RAW RECORDS:
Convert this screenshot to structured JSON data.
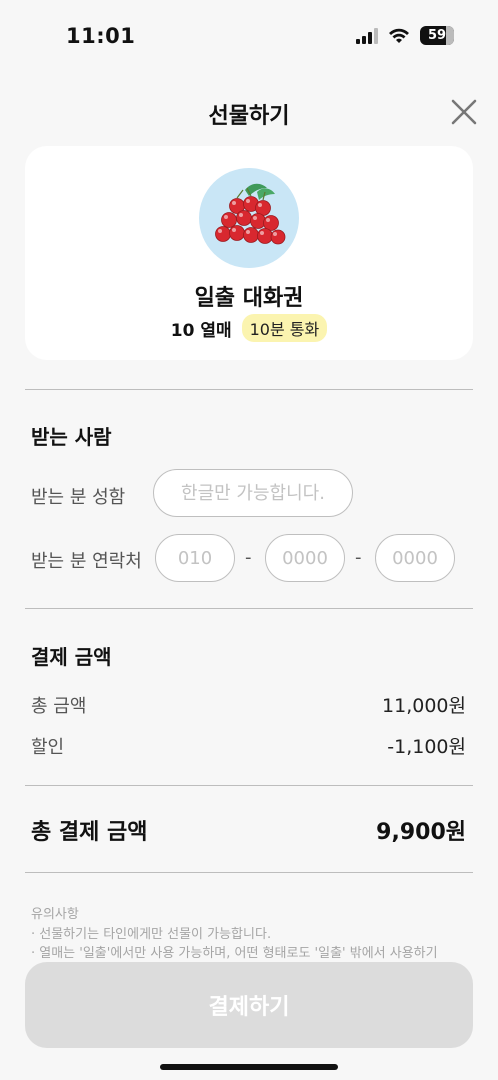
{
  "status_bar": {
    "time": "11:01",
    "battery": "59",
    "signal_icon": "signal-bars-icon",
    "wifi_icon": "wifi-icon"
  },
  "header": {
    "title": "선물하기",
    "close_icon": "close-icon"
  },
  "product": {
    "image_icon": "cherries-icon",
    "name": "일출 대화권",
    "count": "10 열매",
    "duration": "10분 통화"
  },
  "recipient": {
    "section_title": "받는 사람",
    "name_label": "받는 분 성함",
    "name_placeholder": "한글만 가능합니다.",
    "phone_label": "받는 분 연락처",
    "phone_1_placeholder": "010",
    "phone_2_placeholder": "0000",
    "phone_3_placeholder": "0000",
    "separator": "-"
  },
  "payment": {
    "section_title": "결제 금액",
    "total_amount_label": "총 금액",
    "total_amount_value": "11,000원",
    "discount_label": "할인",
    "discount_value": "-1,100원",
    "final_label": "총 결제 금액",
    "final_value": "9,900원"
  },
  "notice": {
    "title": "유의사항",
    "line1": "· 선물하기는 타인에게만 선물이 가능합니다.",
    "line2": "· 열매는 '일출'에서만 사용 가능하며, 어떤 형태로도 '일출' 밖에서 사용하기"
  },
  "pay_button": {
    "label": "결제하기",
    "color": "#dcdcdc"
  },
  "colors": {
    "background": "#f7f7f7",
    "badge": "#fbf4b0",
    "image_bg": "#c9e6f6",
    "cherry": "#d8282f"
  }
}
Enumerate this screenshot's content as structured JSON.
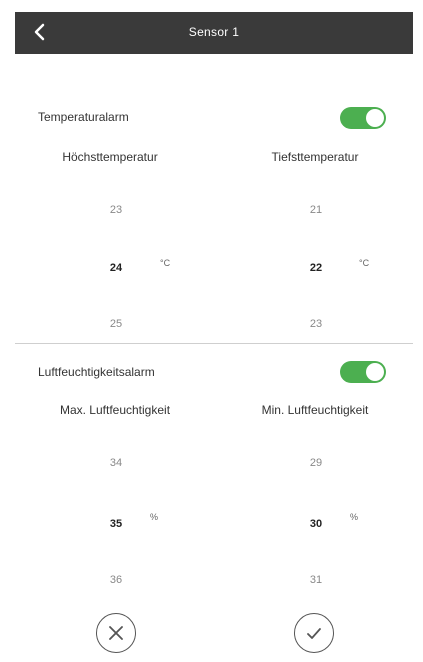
{
  "header": {
    "title": "Sensor 1",
    "back_icon": "chevron-left-icon"
  },
  "temperature": {
    "alarm_label": "Temperaturalarm",
    "alarm_enabled": true,
    "max": {
      "label": "Höchsttemperatur",
      "values": [
        "23",
        "24",
        "25"
      ],
      "selected": "24",
      "unit": "°C"
    },
    "min": {
      "label": "Tiefsttemperatur",
      "values": [
        "21",
        "22",
        "23"
      ],
      "selected": "22",
      "unit": "°C"
    }
  },
  "humidity": {
    "alarm_label": "Luftfeuchtigkeitsalarm",
    "alarm_enabled": true,
    "max": {
      "label": "Max. Luftfeuchtigkeit",
      "values": [
        "34",
        "35",
        "36"
      ],
      "selected": "35",
      "unit": "%"
    },
    "min": {
      "label": "Min. Luftfeuchtigkeit",
      "values": [
        "29",
        "30",
        "31"
      ],
      "selected": "30",
      "unit": "%"
    }
  },
  "actions": {
    "cancel_icon": "close-circle-icon",
    "confirm_icon": "check-circle-icon"
  },
  "colors": {
    "header_bg": "#3a3a3a",
    "toggle_on": "#4caf50"
  }
}
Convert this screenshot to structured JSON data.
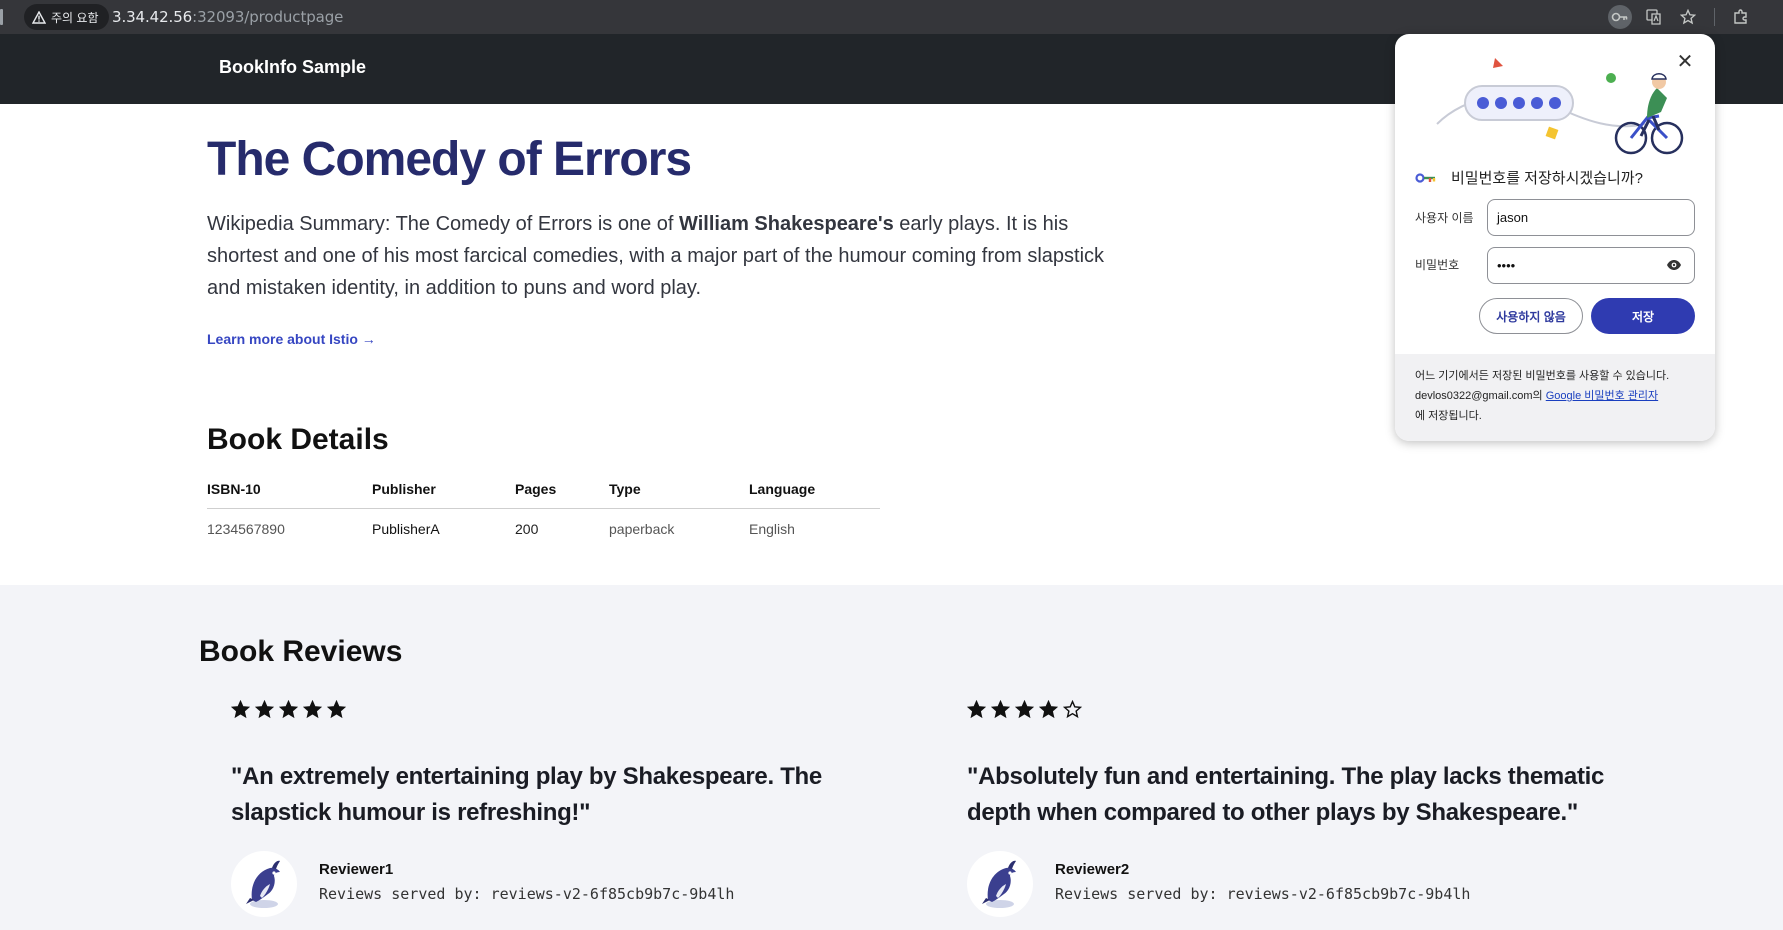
{
  "browser": {
    "security_chip": "주의 요함",
    "url_host": "3.34.42.56",
    "url_rest": ":32093/productpage"
  },
  "header": {
    "brand": "BookInfo Sample"
  },
  "intro": {
    "title": "The Comedy of Errors",
    "summary_before": "Wikipedia Summary: The Comedy of Errors is one of ",
    "summary_bold": "William Shakespeare's",
    "summary_after": " early plays. It is his shortest and one of his most farcical comedies, with a major part of the humour coming from slapstick and mistaken identity, in addition to puns and word play.",
    "learn_more": "Learn more about Istio →"
  },
  "details": {
    "title": "Book Details",
    "columns": [
      "ISBN-10",
      "Publisher",
      "Pages",
      "Type",
      "Language"
    ],
    "row": [
      "1234567890",
      "PublisherA",
      "200",
      "paperback",
      "English"
    ]
  },
  "reviews": {
    "title": "Book Reviews",
    "items": [
      {
        "stars": 5,
        "quote": "\"An extremely entertaining play by Shakespeare. The slapstick humour is refreshing!\"",
        "reviewer": "Reviewer1",
        "served_by": "Reviews served by: reviews-v2-6f85cb9b7c-9b4lh"
      },
      {
        "stars": 4,
        "quote": "\"Absolutely fun and entertaining. The play lacks thematic depth when compared to other plays by Shakespeare.\"",
        "reviewer": "Reviewer2",
        "served_by": "Reviews served by: reviews-v2-6f85cb9b7c-9b4lh"
      }
    ]
  },
  "password_popup": {
    "heading": "비밀번호를 저장하시겠습니까?",
    "username_label": "사용자 이름",
    "username_value": "jason",
    "password_label": "비밀번호",
    "password_value": "••••",
    "never_button": "사용하지 않음",
    "save_button": "저장",
    "footer_line1": "어느 기기에서든 저장된 비밀번호를 사용할 수 있습니다.",
    "footer_email": "devlos0322@gmail.com의 ",
    "footer_link": "Google 비밀번호 관리자",
    "footer_line3": "에 저장됩니다."
  },
  "colors": {
    "header_bg": "#212529",
    "title": "#262b6c",
    "link": "#3646c2",
    "reviews_bg": "#f3f4f8",
    "save_button": "#2f3bb1"
  }
}
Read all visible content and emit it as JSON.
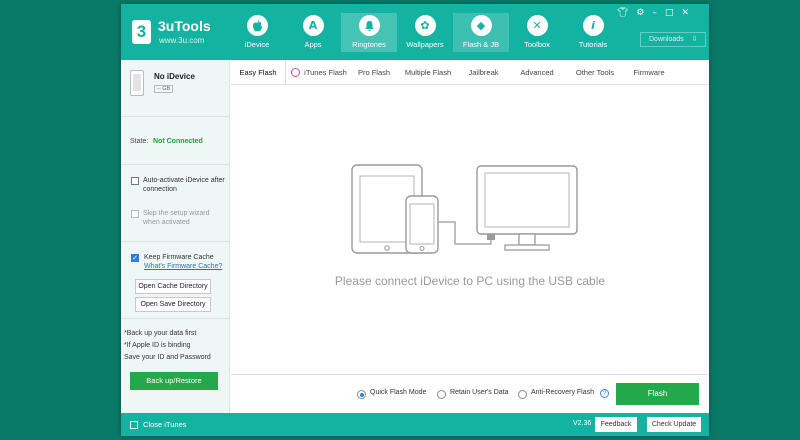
{
  "app": {
    "name": "3uTools",
    "url": "www.3u.com",
    "logo_text": "3"
  },
  "nav": [
    {
      "label": "iDevice",
      "icon": "apple-icon",
      "glyph": ""
    },
    {
      "label": "Apps",
      "icon": "apps-icon",
      "glyph": "A"
    },
    {
      "label": "Ringtones",
      "icon": "bell-icon",
      "glyph": "♪"
    },
    {
      "label": "Wallpapers",
      "icon": "flower-icon",
      "glyph": "✿"
    },
    {
      "label": "Flash & JB",
      "icon": "dropbox-icon",
      "glyph": "◆"
    },
    {
      "label": "Toolbox",
      "icon": "tools-icon",
      "glyph": "✕"
    },
    {
      "label": "Tutorials",
      "icon": "info-icon",
      "glyph": "i"
    }
  ],
  "active_nav": "Ringtones",
  "window_controls": [
    "shirt-icon",
    "gear-icon",
    "minimize-icon",
    "maximize-icon",
    "close-icon"
  ],
  "downloads_label": "Downloads",
  "device": {
    "name": "No iDevice",
    "capacity": "-- GB",
    "state_label": "State:",
    "state_value": "Not Connected",
    "state_color": "#21a038"
  },
  "options": {
    "auto_activate": "Auto-activate iDevice after connection",
    "skip_setup": "Skip the setup wizard when activated",
    "keep_cache": "Keep Firmware Cache",
    "whats_cache": "What's Firmware Cache?",
    "open_cache_dir": "Open Cache Directory",
    "open_save_dir": "Open Save Directory"
  },
  "notes": [
    "*Back up your data first",
    "*If Apple ID is binding",
    "Save your ID and Password"
  ],
  "backup_button": "Back up/Restore",
  "tabs": [
    "Easy Flash",
    "iTunes Flash",
    "Pro Flash",
    "Multiple Flash",
    "Jailbreak",
    "Advanced",
    "Other Tools",
    "Firmware"
  ],
  "active_tab": "Easy Flash",
  "main_message": "Please connect iDevice to PC using the USB cable",
  "flash_modes": [
    {
      "label": "Quick Flash Mode",
      "selected": true
    },
    {
      "label": "Retain User's Data",
      "selected": false
    },
    {
      "label": "Anti-Recovery Flash",
      "selected": false
    }
  ],
  "flash_button": "Flash",
  "bottom": {
    "close_itunes": "Close iTunes",
    "version": "V2.36",
    "feedback": "Feedback",
    "check_update": "Check Update"
  },
  "colors": {
    "accent": "#13b2a1",
    "green_button": "#23a84b",
    "background": "#0a7a68"
  }
}
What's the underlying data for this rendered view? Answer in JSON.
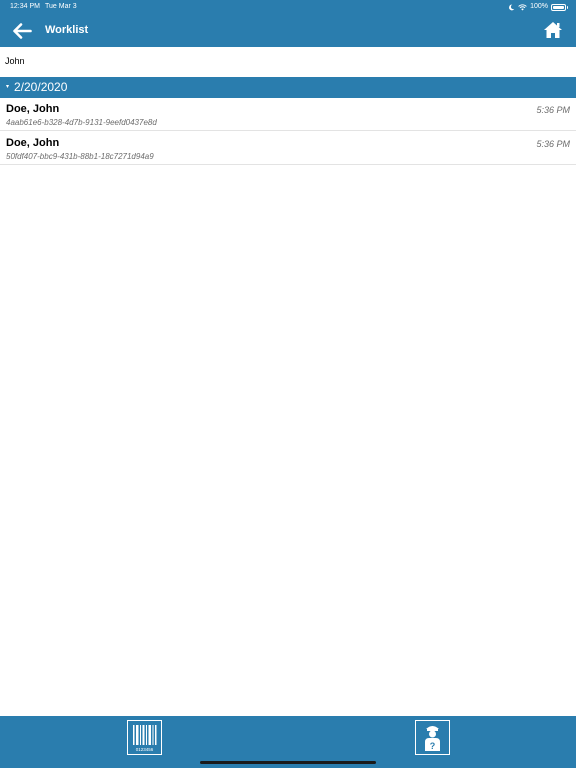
{
  "status_bar": {
    "time": "12:34 PM",
    "date": "Tue Mar 3",
    "battery": "100%"
  },
  "header": {
    "title": "Worklist",
    "back_icon": "arrow-left-icon",
    "home_icon": "home-icon"
  },
  "search": {
    "value": "John"
  },
  "group": {
    "date": "2/20/2020",
    "caret": "▾"
  },
  "items": [
    {
      "name": "Doe, John",
      "id": "4aab61e6-b328-4d7b-9131-9eefd0437e8d",
      "time": "5:36 PM"
    },
    {
      "name": "Doe, John",
      "id": "50fdf407-bbc9-431b-88b1-18c7271d94a9",
      "time": "5:36 PM"
    }
  ],
  "toolbar": {
    "barcode_icon": "barcode-scan-icon",
    "barcode_text": "0123456",
    "help_icon": "patient-help-icon"
  },
  "colors": {
    "accent": "#2a7dae",
    "row_border": "#e3e3e3",
    "secondary_text": "#6b6b6b"
  }
}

DIRECTIVE: Locate the word "time" in the entries, and copy every line where it is found.

ANSWER TO THIS TASK:
    "time": "11:01",
    "time": "12:34 PM",
      "time": "5:36 PM"
      "time": "5:36 PM"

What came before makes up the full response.